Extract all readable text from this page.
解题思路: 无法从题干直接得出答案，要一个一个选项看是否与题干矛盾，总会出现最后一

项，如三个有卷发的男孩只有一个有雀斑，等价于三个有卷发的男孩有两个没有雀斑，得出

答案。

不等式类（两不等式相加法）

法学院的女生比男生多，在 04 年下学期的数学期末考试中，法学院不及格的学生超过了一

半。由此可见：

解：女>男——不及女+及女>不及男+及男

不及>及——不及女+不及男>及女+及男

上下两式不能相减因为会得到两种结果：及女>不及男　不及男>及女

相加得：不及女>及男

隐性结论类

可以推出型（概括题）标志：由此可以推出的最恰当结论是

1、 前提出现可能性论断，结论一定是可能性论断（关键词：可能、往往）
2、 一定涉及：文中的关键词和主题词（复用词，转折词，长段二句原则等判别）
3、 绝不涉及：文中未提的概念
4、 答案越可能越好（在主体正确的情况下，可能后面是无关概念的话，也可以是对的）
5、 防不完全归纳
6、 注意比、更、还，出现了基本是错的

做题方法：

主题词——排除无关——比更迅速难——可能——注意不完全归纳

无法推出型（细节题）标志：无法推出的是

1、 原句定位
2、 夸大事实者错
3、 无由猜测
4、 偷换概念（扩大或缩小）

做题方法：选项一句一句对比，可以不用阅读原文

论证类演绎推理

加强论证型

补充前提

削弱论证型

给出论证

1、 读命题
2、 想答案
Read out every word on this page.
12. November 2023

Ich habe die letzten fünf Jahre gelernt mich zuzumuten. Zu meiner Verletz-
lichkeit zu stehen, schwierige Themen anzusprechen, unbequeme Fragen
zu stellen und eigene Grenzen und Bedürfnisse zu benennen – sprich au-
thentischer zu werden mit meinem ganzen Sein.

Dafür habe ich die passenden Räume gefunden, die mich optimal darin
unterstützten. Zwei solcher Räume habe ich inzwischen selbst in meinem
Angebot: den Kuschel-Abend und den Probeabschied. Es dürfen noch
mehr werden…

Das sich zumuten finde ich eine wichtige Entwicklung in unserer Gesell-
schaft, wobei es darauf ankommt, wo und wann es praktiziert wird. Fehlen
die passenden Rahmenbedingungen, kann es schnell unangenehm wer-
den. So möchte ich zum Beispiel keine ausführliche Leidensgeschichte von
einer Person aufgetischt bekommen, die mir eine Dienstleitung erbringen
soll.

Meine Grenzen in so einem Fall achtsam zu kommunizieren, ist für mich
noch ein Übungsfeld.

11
━━━
#### TASK OBJECTIVE:
Copy, from the material, each line that holds the string "werden".

#### FULL RESPONSE:
thentischer zu werden mit meinem ganzen Sein.
mehr werden…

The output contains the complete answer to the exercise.